Given instruction - Collect every line below that contains the word "concentration".

Source data -
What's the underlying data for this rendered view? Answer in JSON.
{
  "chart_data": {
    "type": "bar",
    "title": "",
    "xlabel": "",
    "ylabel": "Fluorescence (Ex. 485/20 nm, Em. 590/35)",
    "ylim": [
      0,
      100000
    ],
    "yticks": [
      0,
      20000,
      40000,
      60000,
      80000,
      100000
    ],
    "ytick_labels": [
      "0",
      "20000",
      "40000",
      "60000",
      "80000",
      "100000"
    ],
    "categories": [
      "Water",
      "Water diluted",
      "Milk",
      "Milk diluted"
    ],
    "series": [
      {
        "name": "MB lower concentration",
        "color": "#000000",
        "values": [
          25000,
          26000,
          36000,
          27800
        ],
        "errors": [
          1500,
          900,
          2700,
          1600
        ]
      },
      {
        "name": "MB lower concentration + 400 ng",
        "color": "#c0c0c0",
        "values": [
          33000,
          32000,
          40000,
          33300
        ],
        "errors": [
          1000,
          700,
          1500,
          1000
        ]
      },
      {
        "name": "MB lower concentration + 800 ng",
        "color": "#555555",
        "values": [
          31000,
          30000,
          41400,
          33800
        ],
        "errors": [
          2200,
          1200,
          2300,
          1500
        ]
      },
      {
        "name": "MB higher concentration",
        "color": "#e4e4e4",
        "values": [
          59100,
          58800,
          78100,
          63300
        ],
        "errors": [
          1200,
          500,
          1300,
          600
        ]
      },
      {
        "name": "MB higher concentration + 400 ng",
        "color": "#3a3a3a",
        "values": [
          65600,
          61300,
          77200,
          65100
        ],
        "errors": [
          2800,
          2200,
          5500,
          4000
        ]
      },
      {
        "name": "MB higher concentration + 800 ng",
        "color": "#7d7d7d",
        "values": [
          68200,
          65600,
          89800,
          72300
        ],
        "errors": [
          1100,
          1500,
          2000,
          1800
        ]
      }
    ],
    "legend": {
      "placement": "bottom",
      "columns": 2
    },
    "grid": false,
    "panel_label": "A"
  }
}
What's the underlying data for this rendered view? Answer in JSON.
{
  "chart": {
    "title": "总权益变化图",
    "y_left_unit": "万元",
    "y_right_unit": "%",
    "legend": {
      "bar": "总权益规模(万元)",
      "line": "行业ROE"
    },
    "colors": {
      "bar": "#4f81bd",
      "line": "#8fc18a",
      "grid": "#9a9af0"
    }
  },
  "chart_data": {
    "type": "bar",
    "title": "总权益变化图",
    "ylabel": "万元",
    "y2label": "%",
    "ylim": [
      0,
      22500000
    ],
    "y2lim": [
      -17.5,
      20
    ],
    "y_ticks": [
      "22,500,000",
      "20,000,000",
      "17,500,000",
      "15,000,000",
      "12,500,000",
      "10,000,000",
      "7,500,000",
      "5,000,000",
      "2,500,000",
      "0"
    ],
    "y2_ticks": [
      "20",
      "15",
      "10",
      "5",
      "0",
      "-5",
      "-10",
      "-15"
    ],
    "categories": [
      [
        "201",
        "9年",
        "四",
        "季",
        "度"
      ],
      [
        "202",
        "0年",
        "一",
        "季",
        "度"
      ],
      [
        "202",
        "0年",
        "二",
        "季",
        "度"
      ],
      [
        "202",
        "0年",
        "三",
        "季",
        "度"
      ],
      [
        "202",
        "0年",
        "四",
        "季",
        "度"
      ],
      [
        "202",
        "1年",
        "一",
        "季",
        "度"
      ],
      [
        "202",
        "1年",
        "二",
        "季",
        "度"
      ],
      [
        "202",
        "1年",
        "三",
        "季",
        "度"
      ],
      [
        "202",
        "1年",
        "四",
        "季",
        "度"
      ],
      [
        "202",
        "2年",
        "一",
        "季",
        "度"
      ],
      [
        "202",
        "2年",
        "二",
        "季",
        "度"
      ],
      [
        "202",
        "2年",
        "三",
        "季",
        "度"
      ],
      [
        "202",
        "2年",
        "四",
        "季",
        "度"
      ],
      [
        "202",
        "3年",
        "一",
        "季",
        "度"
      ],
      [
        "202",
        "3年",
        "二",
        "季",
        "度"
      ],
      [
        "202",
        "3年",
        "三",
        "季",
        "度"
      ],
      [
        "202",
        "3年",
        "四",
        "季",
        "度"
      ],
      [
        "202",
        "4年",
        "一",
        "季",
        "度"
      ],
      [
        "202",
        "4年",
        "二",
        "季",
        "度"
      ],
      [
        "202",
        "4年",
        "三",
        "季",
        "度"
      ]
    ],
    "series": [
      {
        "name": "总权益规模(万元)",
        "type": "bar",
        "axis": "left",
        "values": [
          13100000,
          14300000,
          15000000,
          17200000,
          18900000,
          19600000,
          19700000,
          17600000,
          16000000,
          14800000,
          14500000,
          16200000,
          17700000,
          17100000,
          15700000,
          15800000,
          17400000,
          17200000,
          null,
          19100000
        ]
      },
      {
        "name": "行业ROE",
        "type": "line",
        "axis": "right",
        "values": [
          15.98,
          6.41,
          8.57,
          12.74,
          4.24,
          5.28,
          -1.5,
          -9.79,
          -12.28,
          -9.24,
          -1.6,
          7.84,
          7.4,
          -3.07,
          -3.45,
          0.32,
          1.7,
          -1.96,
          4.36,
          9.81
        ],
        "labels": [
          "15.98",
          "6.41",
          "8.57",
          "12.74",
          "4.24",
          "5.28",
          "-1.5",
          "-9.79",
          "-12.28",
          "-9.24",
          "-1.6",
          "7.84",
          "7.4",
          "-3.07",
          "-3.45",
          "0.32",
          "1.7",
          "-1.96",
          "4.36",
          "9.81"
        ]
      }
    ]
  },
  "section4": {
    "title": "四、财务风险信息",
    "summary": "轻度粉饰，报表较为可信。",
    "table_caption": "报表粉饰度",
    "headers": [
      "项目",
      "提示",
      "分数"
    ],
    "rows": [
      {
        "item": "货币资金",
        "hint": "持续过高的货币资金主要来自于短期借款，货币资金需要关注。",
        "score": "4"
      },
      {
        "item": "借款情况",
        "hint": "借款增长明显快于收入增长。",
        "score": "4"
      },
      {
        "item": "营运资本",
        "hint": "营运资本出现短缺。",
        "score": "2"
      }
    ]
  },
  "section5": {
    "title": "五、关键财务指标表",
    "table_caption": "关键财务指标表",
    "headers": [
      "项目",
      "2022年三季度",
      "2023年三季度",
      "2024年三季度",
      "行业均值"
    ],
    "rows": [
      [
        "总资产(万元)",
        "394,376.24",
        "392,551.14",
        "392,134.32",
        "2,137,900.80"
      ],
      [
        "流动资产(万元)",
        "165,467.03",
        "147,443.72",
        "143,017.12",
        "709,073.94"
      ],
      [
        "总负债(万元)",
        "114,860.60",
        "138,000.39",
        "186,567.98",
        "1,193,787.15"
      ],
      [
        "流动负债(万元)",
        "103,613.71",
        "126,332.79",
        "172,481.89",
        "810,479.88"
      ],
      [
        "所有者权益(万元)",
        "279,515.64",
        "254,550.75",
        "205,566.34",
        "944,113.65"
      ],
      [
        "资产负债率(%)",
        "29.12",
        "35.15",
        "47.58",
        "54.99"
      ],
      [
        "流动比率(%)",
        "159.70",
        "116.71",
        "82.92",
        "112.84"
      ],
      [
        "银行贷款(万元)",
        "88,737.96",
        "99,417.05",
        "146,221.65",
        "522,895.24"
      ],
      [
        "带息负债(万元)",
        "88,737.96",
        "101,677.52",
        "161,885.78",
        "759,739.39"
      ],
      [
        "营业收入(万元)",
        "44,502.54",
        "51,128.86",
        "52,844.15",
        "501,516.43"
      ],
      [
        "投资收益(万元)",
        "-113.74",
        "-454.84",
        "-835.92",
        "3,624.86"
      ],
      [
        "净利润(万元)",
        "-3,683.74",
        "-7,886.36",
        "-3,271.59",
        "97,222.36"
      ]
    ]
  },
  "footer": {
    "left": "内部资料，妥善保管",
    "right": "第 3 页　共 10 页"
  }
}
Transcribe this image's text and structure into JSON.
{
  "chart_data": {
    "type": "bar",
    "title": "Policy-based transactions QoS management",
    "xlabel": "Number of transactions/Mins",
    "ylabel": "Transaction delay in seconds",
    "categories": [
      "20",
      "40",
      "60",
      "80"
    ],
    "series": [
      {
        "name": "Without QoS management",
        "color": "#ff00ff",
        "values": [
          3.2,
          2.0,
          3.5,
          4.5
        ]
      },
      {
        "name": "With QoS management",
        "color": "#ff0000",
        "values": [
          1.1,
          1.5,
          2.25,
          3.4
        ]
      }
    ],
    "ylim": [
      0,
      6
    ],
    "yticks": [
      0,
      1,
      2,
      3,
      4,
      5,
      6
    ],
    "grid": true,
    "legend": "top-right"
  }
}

Solution to this task -
        "name": "MB lower concentration",
        "name": "MB lower concentration + 400 ng",
        "name": "MB lower concentration + 800 ng",
        "name": "MB higher concentration",
        "name": "MB higher concentration + 400 ng",
        "name": "MB higher concentration + 800 ng",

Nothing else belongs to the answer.